WRITTEN PROBLEM ▸ The records that follow are to be repeated without alteration.

[Stored data]

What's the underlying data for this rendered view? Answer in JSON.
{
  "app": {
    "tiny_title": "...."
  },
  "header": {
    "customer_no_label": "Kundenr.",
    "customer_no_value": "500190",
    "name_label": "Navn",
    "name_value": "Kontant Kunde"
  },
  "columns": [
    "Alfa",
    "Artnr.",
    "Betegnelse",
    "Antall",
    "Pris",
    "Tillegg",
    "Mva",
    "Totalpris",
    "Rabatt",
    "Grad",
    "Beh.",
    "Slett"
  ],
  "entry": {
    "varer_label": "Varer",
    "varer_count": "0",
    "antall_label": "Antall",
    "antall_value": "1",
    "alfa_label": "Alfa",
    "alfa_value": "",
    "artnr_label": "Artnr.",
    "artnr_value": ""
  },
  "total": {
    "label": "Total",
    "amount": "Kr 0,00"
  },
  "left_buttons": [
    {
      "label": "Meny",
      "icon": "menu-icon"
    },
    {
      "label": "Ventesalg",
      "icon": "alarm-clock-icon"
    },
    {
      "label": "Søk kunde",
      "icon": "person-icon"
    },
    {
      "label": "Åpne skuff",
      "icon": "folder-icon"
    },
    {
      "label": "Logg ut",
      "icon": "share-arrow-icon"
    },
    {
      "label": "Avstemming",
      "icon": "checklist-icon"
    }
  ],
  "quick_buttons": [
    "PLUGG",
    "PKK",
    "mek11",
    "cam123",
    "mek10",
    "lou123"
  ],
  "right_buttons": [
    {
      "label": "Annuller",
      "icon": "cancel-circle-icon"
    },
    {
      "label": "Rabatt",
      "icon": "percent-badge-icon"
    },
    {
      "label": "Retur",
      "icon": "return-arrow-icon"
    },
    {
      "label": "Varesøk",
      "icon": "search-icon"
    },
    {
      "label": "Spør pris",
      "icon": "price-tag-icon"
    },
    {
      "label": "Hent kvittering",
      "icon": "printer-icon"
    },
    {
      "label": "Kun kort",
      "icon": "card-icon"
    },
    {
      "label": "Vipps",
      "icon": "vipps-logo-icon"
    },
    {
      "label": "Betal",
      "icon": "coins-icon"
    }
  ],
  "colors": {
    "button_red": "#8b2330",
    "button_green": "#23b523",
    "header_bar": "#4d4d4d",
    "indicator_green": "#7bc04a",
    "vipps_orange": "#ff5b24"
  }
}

TASK OUTPUT ▸
What's the underlying data for this rendered view? Answer in JSON.
{
  "app": {
    "tiny_title": "...."
  },
  "header": {
    "customer_no_label": "Kundenr.",
    "customer_no_value": "500190",
    "name_label": "Navn",
    "name_value": "Kontant Kunde"
  },
  "columns": [
    "Alfa",
    "Artnr.",
    "Betegnelse",
    "Antall",
    "Pris",
    "Tillegg",
    "Mva",
    "Totalpris",
    "Rabatt",
    "Grad",
    "Beh.",
    "Slett"
  ],
  "entry": {
    "varer_label": "Varer",
    "varer_count": "0",
    "antall_label": "Antall",
    "antall_value": "1",
    "alfa_label": "Alfa",
    "alfa_value": "",
    "artnr_label": "Artnr.",
    "artnr_value": ""
  },
  "total": {
    "label": "Total",
    "amount": "Kr 0,00"
  },
  "left_buttons": [
    {
      "label": "Meny",
      "icon": "menu-icon"
    },
    {
      "label": "Ventesalg",
      "icon": "alarm-clock-icon"
    },
    {
      "label": "Søk kunde",
      "icon": "person-icon"
    },
    {
      "label": "Åpne skuff",
      "icon": "folder-icon"
    },
    {
      "label": "Logg ut",
      "icon": "share-arrow-icon"
    },
    {
      "label": "Avstemming",
      "icon": "checklist-icon"
    }
  ],
  "quick_buttons": [
    "PLUGG",
    "PKK",
    "mek11",
    "cam123",
    "mek10",
    "lou123"
  ],
  "right_buttons": [
    {
      "label": "Annuller",
      "icon": "cancel-circle-icon"
    },
    {
      "label": "Rabatt",
      "icon": "percent-badge-icon"
    },
    {
      "label": "Retur",
      "icon": "return-arrow-icon"
    },
    {
      "label": "Varesøk",
      "icon": "search-icon"
    },
    {
      "label": "Spør pris",
      "icon": "price-tag-icon"
    },
    {
      "label": "Hent kvittering",
      "icon": "printer-icon"
    },
    {
      "label": "Kun kort",
      "icon": "card-icon"
    },
    {
      "label": "Vipps",
      "icon": "vipps-logo-icon"
    },
    {
      "label": "Betal",
      "icon": "coins-icon"
    }
  ],
  "colors": {
    "button_red": "#8b2330",
    "button_green": "#23b523",
    "header_bar": "#4d4d4d",
    "indicator_green": "#7bc04a",
    "vipps_orange": "#ff5b24"
  }
}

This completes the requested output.